___ Data section ___
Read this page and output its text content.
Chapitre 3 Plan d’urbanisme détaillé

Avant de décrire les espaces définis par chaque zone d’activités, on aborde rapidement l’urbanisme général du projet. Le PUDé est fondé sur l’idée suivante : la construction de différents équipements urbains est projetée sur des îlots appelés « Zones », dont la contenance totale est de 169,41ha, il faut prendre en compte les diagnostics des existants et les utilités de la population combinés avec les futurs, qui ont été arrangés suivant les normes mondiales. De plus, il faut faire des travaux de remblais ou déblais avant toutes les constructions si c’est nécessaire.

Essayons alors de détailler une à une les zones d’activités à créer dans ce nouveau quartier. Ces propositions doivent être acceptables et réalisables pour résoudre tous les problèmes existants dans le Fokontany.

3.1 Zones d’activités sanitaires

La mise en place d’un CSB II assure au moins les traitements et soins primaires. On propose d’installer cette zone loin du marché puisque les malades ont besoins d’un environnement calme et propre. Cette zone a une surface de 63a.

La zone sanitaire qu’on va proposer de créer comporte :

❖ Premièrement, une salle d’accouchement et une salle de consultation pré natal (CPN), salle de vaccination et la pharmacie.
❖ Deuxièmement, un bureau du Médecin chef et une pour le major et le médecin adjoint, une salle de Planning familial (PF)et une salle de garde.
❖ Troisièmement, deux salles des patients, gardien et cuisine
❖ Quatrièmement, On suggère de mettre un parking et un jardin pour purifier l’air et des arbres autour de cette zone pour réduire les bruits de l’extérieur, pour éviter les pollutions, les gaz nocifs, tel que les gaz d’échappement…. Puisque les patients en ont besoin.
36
___
• [What you will do] Return only the number of lines in the material with the word "patients" in them.

• [Output] 2